--- Selected excerpt ---
┌────────

On their return home to the farmhouse, before Sullivan slips the bolt across the door of his upstairs bedroom for the night - for protection - an overly-attentive Miz Zeffie fusses over him and forces her way into his room to open his bed while singing: "Men must work and women must weep, or however it goes."

The portrait of Joseph changes his facial expressions in reaction to Sullivan's predicament. From the outside of Sullivan's bedroom door, Miz Zeffie turns the key and takes it with her to assure his stay. At the strike of "One" on the clock, Sullivan dresses in his hobo clothing and finds that he is trapped in a locked room. He crosses through the bathroom and opens the far door - but there lies Miz Zeffie fluttering her eyelids in the romantic light of her boudoir and asking: "Who is it?" He hastily closes the door and escapes from the room (and from the confines of the two sisters) through a second-story window and knotted sheets. In another slapstick scene, his pants are caught on a protruding nail. After ripping his pants, he lets go and drops into a rain barrel filled with water - a baptism into reality. He falls over and crashes into garbage cans before disappearing into the darkness. Now cold and shivering to death, he hitches a ride in a motor truck, explaining to the driver what he fell into: "Everything there was."

When he is shaken from a deep sleep the next morning, he finds that the truck driver has inadvertently taken him back to Hollywood: "You'll get a chance to meet the moon-pitcher stars - well, so long."

While buying a cup of coffee and doughnut in an all-night, roadside diner (an "owl wagon") with his meager ten cents, he meets a job-seeking, would-be, disenchanted and nameless starlet, The Girl (Veronica Lake) who is dressed in an evening dress (with a coat over it) and buying cigarettes at a machine. The failed, tough-talking, beautiful blonde girl is heading home after a disappointing time in Hollywood during tough times, but she takes pity on him and generously buys him a 35 cents ham and eggs breakfast even though she's broke. Although she has decided to give up on her ambitions to be a star, she matches wits with him, in one of the film's classic scenes:

Sullivan: You been in Hollywood long?

└────────

--- Data shown ---
┌────────

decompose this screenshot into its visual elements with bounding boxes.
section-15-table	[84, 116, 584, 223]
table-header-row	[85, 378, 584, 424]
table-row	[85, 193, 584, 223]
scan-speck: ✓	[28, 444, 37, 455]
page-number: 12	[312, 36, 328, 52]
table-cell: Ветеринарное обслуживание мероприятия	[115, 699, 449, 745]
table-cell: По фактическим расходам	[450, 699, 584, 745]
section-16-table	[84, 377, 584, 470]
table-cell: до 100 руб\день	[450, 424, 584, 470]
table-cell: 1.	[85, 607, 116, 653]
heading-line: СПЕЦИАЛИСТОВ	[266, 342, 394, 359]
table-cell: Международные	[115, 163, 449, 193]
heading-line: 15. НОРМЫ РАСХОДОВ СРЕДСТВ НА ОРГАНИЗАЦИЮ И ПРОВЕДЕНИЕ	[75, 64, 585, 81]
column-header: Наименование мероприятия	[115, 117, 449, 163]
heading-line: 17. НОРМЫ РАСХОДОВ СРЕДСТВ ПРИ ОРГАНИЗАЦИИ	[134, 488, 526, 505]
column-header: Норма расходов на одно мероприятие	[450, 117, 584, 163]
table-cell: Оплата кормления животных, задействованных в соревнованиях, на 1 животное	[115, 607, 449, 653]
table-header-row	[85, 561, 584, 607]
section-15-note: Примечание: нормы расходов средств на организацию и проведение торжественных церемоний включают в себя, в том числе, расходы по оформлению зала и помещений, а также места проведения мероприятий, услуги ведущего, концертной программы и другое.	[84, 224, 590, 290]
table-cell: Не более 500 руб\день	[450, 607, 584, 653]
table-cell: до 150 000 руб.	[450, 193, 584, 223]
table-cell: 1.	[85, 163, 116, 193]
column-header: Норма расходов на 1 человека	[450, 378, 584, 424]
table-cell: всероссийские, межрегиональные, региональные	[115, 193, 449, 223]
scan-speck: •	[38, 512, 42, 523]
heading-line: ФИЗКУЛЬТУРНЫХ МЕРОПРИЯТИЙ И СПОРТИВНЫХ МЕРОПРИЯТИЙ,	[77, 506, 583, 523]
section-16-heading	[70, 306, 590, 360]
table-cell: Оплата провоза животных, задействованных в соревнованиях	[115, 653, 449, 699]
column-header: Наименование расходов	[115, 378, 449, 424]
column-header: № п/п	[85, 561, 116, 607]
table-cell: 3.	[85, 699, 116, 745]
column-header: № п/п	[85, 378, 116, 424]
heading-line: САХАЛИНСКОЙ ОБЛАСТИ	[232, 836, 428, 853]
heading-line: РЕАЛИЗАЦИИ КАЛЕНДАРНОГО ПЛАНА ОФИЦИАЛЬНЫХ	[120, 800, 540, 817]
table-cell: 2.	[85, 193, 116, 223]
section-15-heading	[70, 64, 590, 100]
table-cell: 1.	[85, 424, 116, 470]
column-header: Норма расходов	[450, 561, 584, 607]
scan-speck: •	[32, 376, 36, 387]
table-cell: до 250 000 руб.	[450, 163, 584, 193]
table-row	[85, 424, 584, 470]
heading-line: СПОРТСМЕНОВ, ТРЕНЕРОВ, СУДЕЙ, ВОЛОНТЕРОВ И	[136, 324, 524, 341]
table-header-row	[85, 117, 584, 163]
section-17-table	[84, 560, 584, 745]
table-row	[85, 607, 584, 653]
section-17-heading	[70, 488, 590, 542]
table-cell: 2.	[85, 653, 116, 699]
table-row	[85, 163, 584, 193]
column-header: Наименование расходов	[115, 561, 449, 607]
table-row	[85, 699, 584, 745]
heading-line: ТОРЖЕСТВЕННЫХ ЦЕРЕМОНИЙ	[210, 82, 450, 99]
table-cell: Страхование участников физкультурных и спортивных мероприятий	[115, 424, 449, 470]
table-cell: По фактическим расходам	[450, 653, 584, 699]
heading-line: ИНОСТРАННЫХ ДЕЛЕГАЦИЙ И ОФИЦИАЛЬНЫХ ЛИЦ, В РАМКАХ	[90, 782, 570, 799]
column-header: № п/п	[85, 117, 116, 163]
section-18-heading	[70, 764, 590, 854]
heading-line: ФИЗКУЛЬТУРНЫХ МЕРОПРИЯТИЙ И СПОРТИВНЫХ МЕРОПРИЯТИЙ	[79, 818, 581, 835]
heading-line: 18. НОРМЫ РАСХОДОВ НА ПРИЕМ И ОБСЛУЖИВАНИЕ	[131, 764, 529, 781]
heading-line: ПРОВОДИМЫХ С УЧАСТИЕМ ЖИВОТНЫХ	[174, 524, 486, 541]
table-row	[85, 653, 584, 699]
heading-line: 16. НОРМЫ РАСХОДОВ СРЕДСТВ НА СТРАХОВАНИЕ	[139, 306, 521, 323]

└────────

--- Job 1 ---
Copy the entries line for line, beginning with the first line and stopping after the line that contains "512, 42, 523]".
--- Job 2 ---
Carry on the film plot summary from its last line.
The film summary and the entries are separate, unrelated material.

--- Exercise answer 1 ---
decompose this screenshot into its visual elements with bounding boxes.
section-15-table	[84, 116, 584, 223]
table-header-row	[85, 378, 584, 424]
table-row	[85, 193, 584, 223]
scan-speck: ✓	[28, 444, 37, 455]
page-number: 12	[312, 36, 328, 52]
table-cell: Ветеринарное обслуживание мероприятия	[115, 699, 449, 745]
table-cell: По фактическим расходам	[450, 699, 584, 745]
section-16-table	[84, 377, 584, 470]
table-cell: до 100 руб\день	[450, 424, 584, 470]
table-cell: 1.	[85, 607, 116, 653]
heading-line: СПЕЦИАЛИСТОВ	[266, 342, 394, 359]
table-cell: Международные	[115, 163, 449, 193]
heading-line: 15. НОРМЫ РАСХОДОВ СРЕДСТВ НА ОРГАНИЗАЦИЮ И ПРОВЕДЕНИЕ	[75, 64, 585, 81]
column-header: Наименование мероприятия	[115, 117, 449, 163]
heading-line: 17. НОРМЫ РАСХОДОВ СРЕДСТВ ПРИ ОРГАНИЗАЦИИ	[134, 488, 526, 505]
column-header: Норма расходов на одно мероприятие	[450, 117, 584, 163]
table-cell: Оплата кормления животных, задействованных в соревнованиях, на 1 животное	[115, 607, 449, 653]
table-header-row	[85, 561, 584, 607]
section-15-note: Примечание: нормы расходов средств на организацию и проведение торжественных церемоний включают в себя, в том числе, расходы по оформлению зала и помещений, а также места проведения мероприятий, услуги ведущего, концертной программы и другое.	[84, 224, 590, 290]
table-cell: Не более 500 руб\день	[450, 607, 584, 653]
table-cell: до 150 000 руб.	[450, 193, 584, 223]
table-cell: 1.	[85, 163, 116, 193]
column-header: Норма расходов на 1 человека	[450, 378, 584, 424]
table-cell: всероссийские, межрегиональные, региональные	[115, 193, 449, 223]
scan-speck: •	[38, 512, 42, 523]

--- Exercise answer 2 ---
The Girl: Long enough.
Sullivan: Trying to crash the movies or something?
The Girl: Something like that.
Sullivan: I guess that's pretty hard to do, huh?
The Girl: I guess so. I never got close enough to find out.
Sullivan: Oh, sorry.
The Girl: Say, who's being sorry for who? Am I buying you the eggs or are you buying me the eggs?
Sullivan: Just like to repay you for them.
The Girl: All right. Give me a letter of introduction to Lubitsch. [A famous film director.]
Sullivan: I might be able to do that, too. Who's Lubitsch?
The Girl: Drink your coffee.
Sullivan: (speaking as he drinks from his cup) Can ya act?
The Girl: What'd you say?
Sullivan: I said, can ya act?
The Girl: Sure, I can act. Would you like me to give you a recitation?
Sullivan: Go ahead.
The Girl: Skip it. My next act will be an impersonation of a young lady going home. On the thumb.
Sullivan: In that outfit?
The Girl: How about your own outfit?
Sullivan: Well, I mean, haven't you got a car?
The Girl: No, have you?
Sullivan: No, but...
The Girl: Then don't get ritzy. And I'll tell ya some other things I haven't got. I haven't got a yacht, or a pearl necklace, or a fur coat, or a country seat, or even a winter seat. I could use a new girdle, too.
Sullivan: I wish I could give you some of the things you need.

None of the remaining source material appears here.